BEGIN INPUT RECORDS

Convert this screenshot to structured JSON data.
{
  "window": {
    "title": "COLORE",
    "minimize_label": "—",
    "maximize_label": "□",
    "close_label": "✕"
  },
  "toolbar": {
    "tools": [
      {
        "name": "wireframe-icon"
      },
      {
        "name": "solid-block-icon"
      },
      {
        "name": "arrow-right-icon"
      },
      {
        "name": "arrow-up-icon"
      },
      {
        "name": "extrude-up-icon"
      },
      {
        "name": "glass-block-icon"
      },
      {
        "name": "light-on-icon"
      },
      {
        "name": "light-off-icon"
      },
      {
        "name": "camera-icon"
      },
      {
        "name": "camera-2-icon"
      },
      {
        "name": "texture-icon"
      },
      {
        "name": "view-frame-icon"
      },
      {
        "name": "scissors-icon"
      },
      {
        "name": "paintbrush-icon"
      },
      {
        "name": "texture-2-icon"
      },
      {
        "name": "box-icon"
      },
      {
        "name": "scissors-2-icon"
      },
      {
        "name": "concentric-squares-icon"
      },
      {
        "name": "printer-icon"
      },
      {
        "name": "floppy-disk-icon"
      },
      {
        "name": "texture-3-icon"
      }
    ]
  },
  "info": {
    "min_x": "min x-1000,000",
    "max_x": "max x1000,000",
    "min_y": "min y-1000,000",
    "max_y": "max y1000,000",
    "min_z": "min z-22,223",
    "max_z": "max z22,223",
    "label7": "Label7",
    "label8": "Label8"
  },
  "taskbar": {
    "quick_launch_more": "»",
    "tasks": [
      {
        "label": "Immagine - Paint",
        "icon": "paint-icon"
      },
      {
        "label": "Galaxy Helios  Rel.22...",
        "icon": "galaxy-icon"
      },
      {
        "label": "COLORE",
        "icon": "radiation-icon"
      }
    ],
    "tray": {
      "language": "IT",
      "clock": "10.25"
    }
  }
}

END INPUT RECORDS

WHAT YOU WILL DO>
Pull out all lines from the entries above that include the word "arrow".

RESULT>
        "name": "arrow-right-icon"
        "name": "arrow-up-icon"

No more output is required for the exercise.